Matt Maycock
12/23/2004 7:04:00 PM
# ========== ext/input_reader.rb ==========
# ext/input_reader.rb
# accept some name argument. if name is nil || '-',
# then use $stdin and send that to the block
# otherwise, use File.open(name, *restargs)
require 'delegate'
def input_reader(fname, *fargs)
block = Proc.new {|source|
getter = SimpleDelegator.new(source)
yield getter
getter.__setobj__(nil)
}
if fname.nil? || fname == '-' then
block[$stdin]
else
File.open(fname, *fargs) {|f| block[f]}
end
end
# ========== ext/input_reader.rb ==========
# ========== ext/text2lines.rb ==========
# ext/text2lines.rb
# Take character input from a source at a time, and
# if we've struct a sequence \n|\r gold, then replace
# print an argument-defined eoln marker, instead.
#
# endls is the array of eoln marker characters.
# valid integers (string or actual) are valid, along
# with the string `newline' - which reduces to the
# system newline $/
#
# source is anything that responds to getc()
#
# sink is anything that responds to print(string)
#
require 'ext/input_reader'
def text2lines(endls, source, sink=nil)
separator, marker = *endls.inject([[], []]) {|(sep, mark), new|
case new.downcase
when /^(-)?newline$/ then ($1.nil? ? mark : sep) << $/
when /^(-)?\d+$/ then ($1.nil? ? mark : sep) << new.to_i.abs.chr
end
[sep, mark]
}
marker = marker.empty? ? $/ : marker.join('')
separator = [10.chr, 13.chr] if separator.empty?
char, prev, lastp = nil, nil, true
lline, splitter = nil, ''
counts = Hash.new(0)
pchar = Proc.new {
if block_given? then
lline ||= ''
lline << char.chr
else
sink.print char.chr
end
}
pmark = Proc.new {
if block_given? then
yield(lline || '', marker)
lline = nil
else
sink.print marker
end
}
domark = Proc.new {
pmark[]
counts = Hash.new(0)
}
pnull = Proc.new {}
if separator.include?(char.chr) then
domark[] if counts[char] > 0
counts[char] += 1
else
domark[] if counts.values.include?(1)
pchar[]
end while (char = source.getc)
domark[]
end
def read_text2lines(file, *args)
lines, chomper = [], args.delete('-c') {false}
input_reader(file) {|source|
text2lines(args.map {|i| i.to_s}, source) {|l,t|
lines << l
lines[-1] << t unless chomper || t.nil?
}
}
lines
end
# ========== ext/text2lines.rb ==========
# ========== ~/local/bin/text2lines ==========
#!/usr/bin/env ruby
require 'ext/text2lines'
def usage(out=$stdout)
out.puts <<-END_USAGE
Usage: #{$0} [newline | ascii-code]+
Replaces all instances of \\r and \\n with new end of line
markers. \\r\\n and \\n\\r are treated as one unit. \\r\\r and
\\n\\n are treated as two.

-------

**SET EXERCISE 1**: How would you render this sentence from the Ruby listing in Spanish: "endls is the array of eoln marker characters."?
The Ruby listing and the rows are unrelated material.

**Spatial layout data**:
-------

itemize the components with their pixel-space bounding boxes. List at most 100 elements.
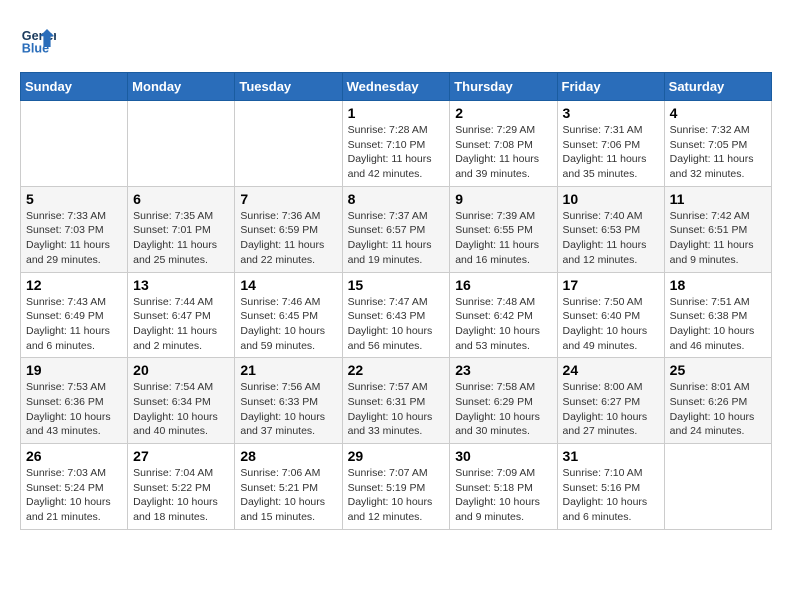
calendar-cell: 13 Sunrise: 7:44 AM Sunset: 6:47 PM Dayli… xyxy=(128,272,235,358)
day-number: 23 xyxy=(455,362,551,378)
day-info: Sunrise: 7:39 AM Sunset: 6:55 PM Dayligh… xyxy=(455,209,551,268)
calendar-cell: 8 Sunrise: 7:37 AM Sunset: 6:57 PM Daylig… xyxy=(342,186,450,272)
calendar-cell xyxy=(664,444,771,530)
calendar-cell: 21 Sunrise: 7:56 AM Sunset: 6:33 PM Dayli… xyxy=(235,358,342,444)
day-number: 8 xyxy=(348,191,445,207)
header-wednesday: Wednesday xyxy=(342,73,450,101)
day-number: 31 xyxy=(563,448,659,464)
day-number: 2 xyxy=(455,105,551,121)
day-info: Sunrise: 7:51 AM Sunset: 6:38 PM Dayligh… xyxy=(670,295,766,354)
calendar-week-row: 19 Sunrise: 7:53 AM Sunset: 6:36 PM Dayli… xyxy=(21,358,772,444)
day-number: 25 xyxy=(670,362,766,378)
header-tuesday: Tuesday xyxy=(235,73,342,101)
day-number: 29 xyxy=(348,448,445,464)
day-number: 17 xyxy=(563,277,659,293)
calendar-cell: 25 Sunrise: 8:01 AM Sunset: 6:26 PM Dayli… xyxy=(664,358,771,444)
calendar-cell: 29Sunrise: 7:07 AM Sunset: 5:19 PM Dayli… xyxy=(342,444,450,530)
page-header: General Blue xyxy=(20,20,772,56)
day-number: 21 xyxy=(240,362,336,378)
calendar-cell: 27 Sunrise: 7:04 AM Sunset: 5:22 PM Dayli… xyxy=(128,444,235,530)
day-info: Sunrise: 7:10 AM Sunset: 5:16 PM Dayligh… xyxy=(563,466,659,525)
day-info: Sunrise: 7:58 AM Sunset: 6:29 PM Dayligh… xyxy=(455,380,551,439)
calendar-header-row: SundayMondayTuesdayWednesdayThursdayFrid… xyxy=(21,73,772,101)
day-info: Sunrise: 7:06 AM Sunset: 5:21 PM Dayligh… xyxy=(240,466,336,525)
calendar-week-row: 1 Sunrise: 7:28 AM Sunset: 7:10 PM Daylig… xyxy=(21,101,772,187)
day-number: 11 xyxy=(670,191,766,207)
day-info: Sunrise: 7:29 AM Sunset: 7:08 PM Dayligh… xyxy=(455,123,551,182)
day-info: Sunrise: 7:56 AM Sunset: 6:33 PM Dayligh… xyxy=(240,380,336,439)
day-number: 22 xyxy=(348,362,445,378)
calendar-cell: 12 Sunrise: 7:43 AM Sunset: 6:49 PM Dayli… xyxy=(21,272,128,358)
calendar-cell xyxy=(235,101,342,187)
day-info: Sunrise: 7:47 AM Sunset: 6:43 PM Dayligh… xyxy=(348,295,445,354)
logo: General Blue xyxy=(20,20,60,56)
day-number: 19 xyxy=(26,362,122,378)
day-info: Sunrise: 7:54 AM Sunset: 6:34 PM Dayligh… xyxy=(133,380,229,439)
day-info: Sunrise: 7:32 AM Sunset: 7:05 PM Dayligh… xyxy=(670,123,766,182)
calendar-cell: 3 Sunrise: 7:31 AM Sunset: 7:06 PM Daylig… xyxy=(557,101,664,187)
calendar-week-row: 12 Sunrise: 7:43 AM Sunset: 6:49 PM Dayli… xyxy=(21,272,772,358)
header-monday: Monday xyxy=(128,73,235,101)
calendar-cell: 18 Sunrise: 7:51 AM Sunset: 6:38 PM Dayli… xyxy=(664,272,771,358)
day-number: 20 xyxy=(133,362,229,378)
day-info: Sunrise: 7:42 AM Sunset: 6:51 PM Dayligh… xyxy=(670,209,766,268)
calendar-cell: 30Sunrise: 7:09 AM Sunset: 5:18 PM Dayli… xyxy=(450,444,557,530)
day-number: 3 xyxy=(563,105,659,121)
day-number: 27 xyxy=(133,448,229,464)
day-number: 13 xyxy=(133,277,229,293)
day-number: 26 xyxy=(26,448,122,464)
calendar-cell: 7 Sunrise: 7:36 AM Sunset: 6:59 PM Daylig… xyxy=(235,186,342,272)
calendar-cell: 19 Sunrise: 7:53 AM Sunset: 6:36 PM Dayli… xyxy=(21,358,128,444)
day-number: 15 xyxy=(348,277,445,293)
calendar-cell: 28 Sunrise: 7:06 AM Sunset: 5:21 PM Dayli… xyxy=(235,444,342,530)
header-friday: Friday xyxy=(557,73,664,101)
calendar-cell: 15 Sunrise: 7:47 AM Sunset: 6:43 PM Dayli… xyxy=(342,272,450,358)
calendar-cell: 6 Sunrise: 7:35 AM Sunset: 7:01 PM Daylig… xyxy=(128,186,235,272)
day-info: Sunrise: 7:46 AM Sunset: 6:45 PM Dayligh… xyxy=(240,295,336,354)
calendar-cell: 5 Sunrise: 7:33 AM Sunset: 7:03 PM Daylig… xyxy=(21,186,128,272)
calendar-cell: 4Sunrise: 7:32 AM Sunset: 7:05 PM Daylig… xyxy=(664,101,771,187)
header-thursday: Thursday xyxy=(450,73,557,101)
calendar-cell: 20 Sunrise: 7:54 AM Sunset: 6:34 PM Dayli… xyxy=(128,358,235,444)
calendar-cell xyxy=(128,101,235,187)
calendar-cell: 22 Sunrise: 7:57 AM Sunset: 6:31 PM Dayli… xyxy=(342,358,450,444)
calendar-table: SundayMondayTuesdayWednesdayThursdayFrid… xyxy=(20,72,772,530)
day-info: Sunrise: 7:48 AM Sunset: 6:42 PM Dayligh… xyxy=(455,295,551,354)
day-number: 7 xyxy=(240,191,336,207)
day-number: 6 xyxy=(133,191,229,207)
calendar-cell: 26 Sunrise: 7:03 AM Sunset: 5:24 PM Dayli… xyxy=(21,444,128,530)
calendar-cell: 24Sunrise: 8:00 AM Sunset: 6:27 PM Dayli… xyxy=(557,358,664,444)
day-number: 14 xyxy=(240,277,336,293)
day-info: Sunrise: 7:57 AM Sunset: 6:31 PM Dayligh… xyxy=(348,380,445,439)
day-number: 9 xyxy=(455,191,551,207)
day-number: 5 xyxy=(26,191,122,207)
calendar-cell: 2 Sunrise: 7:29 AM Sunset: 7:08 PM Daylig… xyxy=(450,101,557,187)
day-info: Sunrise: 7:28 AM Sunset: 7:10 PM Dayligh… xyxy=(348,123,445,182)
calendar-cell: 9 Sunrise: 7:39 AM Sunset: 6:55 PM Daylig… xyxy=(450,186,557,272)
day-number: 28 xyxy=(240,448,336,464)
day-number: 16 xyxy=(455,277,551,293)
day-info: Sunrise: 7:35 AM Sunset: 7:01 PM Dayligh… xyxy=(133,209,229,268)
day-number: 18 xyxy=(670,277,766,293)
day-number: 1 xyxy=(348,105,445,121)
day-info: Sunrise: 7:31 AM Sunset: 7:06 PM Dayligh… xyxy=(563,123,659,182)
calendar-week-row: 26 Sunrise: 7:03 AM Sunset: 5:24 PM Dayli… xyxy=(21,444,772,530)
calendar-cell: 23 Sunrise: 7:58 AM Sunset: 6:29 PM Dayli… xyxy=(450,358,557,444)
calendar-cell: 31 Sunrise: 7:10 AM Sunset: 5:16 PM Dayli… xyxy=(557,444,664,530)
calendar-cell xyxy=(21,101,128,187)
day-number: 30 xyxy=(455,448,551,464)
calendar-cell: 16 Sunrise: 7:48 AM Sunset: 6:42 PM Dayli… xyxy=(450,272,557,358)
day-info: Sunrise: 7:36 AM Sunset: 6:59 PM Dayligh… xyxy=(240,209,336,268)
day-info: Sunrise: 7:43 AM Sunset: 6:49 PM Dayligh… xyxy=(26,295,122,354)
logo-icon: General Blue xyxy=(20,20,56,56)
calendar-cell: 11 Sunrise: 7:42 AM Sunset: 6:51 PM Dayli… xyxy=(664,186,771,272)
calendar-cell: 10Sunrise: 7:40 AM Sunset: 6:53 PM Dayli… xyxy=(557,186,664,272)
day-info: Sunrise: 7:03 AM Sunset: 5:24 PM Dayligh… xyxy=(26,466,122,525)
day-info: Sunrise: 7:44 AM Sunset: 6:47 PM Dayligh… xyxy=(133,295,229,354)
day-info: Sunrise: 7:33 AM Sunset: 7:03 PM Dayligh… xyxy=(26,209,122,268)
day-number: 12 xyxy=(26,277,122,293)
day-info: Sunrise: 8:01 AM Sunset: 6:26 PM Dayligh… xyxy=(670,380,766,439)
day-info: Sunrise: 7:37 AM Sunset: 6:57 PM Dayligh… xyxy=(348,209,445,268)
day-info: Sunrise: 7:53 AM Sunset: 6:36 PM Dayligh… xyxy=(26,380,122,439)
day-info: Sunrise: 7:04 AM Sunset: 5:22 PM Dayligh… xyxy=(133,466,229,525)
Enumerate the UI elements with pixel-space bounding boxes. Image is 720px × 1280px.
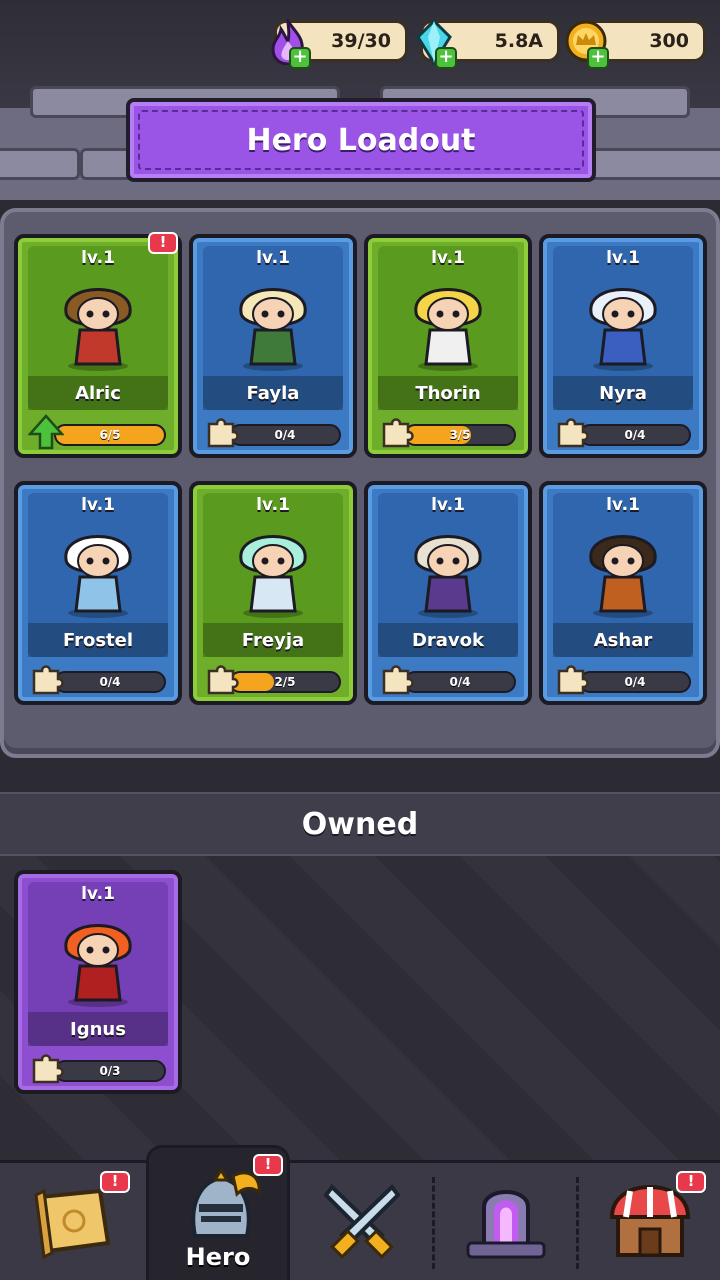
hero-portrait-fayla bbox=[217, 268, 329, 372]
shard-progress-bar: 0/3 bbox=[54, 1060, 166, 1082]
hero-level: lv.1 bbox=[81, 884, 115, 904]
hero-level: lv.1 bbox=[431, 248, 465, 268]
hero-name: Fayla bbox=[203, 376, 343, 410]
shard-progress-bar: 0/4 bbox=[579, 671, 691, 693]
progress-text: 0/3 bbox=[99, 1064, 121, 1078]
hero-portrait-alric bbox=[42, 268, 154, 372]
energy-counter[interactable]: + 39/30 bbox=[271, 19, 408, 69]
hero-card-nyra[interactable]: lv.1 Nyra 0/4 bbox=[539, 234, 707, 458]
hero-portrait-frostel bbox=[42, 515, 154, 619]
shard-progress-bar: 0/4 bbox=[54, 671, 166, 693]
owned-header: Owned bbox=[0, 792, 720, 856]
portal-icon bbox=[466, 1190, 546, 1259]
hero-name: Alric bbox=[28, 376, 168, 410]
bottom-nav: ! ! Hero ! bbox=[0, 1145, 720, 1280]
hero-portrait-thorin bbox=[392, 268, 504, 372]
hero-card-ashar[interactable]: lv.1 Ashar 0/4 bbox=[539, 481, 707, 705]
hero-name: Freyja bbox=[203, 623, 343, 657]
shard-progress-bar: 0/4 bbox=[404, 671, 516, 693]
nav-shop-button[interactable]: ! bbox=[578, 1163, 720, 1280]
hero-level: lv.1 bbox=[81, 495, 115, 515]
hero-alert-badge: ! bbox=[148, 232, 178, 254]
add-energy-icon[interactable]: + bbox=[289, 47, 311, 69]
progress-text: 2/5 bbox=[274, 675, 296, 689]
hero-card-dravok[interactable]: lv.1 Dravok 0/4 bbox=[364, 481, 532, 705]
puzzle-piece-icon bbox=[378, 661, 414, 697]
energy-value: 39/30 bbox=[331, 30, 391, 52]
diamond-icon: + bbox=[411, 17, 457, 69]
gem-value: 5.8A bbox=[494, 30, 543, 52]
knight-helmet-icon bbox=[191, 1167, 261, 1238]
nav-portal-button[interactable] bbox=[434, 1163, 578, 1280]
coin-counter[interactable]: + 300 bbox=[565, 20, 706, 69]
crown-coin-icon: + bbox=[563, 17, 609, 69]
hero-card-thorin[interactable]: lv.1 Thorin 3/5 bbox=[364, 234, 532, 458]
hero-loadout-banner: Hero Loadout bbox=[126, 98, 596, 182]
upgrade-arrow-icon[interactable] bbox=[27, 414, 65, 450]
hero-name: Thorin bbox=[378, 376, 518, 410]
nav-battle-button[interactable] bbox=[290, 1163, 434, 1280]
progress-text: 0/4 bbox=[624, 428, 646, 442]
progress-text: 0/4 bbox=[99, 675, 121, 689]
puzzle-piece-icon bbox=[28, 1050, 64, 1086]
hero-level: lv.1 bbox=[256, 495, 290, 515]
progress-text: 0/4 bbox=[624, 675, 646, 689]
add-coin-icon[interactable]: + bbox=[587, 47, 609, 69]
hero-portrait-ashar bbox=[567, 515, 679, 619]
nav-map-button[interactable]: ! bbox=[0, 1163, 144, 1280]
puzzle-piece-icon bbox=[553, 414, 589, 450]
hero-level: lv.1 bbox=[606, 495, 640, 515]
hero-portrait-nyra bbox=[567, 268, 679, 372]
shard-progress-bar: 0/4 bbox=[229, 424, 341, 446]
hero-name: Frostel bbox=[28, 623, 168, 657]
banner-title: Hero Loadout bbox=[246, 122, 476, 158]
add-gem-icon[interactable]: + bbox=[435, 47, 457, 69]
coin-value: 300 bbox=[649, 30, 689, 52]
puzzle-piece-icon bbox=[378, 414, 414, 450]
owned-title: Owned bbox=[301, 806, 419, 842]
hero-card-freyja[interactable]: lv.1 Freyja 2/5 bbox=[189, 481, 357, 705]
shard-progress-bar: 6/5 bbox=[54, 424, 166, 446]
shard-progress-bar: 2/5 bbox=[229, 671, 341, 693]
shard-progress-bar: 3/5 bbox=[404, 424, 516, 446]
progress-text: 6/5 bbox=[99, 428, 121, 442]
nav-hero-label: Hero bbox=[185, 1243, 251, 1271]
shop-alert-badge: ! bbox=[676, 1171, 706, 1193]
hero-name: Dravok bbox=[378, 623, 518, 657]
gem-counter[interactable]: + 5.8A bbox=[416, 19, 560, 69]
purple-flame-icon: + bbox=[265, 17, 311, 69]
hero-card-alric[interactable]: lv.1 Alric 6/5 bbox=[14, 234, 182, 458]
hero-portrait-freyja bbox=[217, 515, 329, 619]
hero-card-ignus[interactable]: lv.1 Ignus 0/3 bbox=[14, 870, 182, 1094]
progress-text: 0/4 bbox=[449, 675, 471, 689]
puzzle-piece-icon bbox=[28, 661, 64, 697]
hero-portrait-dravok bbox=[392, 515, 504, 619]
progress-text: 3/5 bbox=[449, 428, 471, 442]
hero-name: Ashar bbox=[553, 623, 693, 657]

-------

**SET EXERCISE 2**: Which rows contain the string "level"? Copy each of them.

**TASK RESPONSE 1**: endls es el arreglo de caracteres marcadores de eoln.

**TASK RESPONSE 2**:
hero-level: lv.1 bbox=[81, 884, 115, 904]
hero-level: lv.1 bbox=[431, 248, 465, 268]
hero-level: lv.1 bbox=[81, 495, 115, 515]
hero-level: lv.1 bbox=[256, 495, 290, 515]
hero-level: lv.1 bbox=[606, 495, 640, 515]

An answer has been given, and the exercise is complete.